> **Activity**:
Every entry below should be printed again exactly as it reads.

Transcribed document page entries
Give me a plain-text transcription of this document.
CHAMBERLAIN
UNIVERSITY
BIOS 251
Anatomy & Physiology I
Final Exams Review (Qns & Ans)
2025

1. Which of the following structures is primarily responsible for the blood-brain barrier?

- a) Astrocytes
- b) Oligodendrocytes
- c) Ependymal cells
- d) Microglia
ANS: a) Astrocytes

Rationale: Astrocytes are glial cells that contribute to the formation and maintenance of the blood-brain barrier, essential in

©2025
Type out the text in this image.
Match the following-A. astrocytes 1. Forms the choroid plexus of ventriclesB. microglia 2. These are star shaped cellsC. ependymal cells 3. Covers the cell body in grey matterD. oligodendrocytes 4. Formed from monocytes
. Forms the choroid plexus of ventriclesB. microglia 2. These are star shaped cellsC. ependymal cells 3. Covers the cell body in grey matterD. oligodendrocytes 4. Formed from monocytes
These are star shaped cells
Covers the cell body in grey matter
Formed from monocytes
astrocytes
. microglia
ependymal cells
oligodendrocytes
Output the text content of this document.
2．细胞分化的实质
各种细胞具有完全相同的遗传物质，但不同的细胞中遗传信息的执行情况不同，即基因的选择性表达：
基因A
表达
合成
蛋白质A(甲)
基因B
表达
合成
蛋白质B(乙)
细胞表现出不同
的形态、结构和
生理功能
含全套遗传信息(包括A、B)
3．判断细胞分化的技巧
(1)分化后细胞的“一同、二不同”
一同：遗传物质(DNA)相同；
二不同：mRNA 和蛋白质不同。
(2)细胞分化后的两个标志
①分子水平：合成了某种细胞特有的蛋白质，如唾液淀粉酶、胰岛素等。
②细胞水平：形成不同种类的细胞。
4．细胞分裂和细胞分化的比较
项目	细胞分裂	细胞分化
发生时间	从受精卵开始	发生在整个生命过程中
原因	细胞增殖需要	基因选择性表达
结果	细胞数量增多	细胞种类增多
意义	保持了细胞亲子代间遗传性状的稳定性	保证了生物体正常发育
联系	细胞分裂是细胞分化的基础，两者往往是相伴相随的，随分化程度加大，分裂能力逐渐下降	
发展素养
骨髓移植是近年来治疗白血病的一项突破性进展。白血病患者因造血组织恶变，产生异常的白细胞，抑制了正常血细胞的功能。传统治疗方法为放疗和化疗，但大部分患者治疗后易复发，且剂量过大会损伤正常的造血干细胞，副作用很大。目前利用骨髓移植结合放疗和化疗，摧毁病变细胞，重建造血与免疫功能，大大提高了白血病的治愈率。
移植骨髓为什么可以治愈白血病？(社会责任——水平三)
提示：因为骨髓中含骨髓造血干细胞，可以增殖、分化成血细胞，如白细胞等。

> **Output of the exercise**:
Give me a plain-text transcription of this document.
CHAMBERLAIN
UNIVERSITY
BIOS 251
Anatomy & Physiology I
Final Exams Review (Qns & Ans)
2025

1. Which of the following structures is primarily responsible for the blood-brain barrier?

- a) Astrocytes
- b) Oligodendrocytes
- c) Ependymal cells
- d) Microglia
ANS: a) Astrocytes

Rationale: Astrocytes are glial cells that contribute to the formation and maintenance of the blood-brain barrier, essential in

©2025
Type out the text in this image.
Match the following-A. astrocytes 1. Forms the choroid plexus of ventriclesB. microglia 2. These are star shaped cellsC. ependymal cells 3. Covers the cell body in grey matterD. oligodendrocytes 4. Formed from monocytes
. Forms the choroid plexus of ventriclesB. microglia 2. These are star shaped cellsC. ependymal cells 3. Covers the cell body in grey matterD. oligodendrocytes 4. Formed from monocytes
These are star shaped cells
Covers the cell body in grey matter
Formed from monocytes
astrocytes
. microglia
ependymal cells
oligodendrocytes
Output the text content of this document.
2．细胞分化的实质
各种细胞具有完全相同的遗传物质，但不同的细胞中遗传信息的执行情况不同，即基因的选择性表达：
基因A
表达
合成
蛋白质A(甲)
基因B
表达
合成
蛋白质B(乙)
细胞表现出不同
的形态、结构和
生理功能
含全套遗传信息(包括A、B)
3．判断细胞分化的技巧
(1)分化后细胞的“一同、二不同”
一同：遗传物质(DNA)相同；
二不同：mRNA 和蛋白质不同。
(2)细胞分化后的两个标志
①分子水平：合成了某种细胞特有的蛋白质，如唾液淀粉酶、胰岛素等。
②细胞水平：形成不同种类的细胞。
4．细胞分裂和细胞分化的比较
项目	细胞分裂	细胞分化
发生时间	从受精卵开始	发生在整个生命过程中
原因	细胞增殖需要	基因选择性表达
结果	细胞数量增多	细胞种类增多
意义	保持了细胞亲子代间遗传性状的稳定性	保证了生物体正常发育
联系	细胞分裂是细胞分化的基础，两者往往是相伴相随的，随分化程度加大，分裂能力逐渐下降	
发展素养
骨髓移植是近年来治疗白血病的一项突破性进展。白血病患者因造血组织恶变，产生异常的白细胞，抑制了正常血细胞的功能。传统治疗方法为放疗和化疗，但大部分患者治疗后易复发，且剂量过大会损伤正常的造血干细胞，副作用很大。目前利用骨髓移植结合放疗和化疗，摧毁病变细胞，重建造血与免疫功能，大大提高了白血病的治愈率。
移植骨髓为什么可以治愈白血病？(社会责任——水平三)
提示：因为骨髓中含骨髓造血干细胞，可以增殖、分化成血细胞，如白细胞等。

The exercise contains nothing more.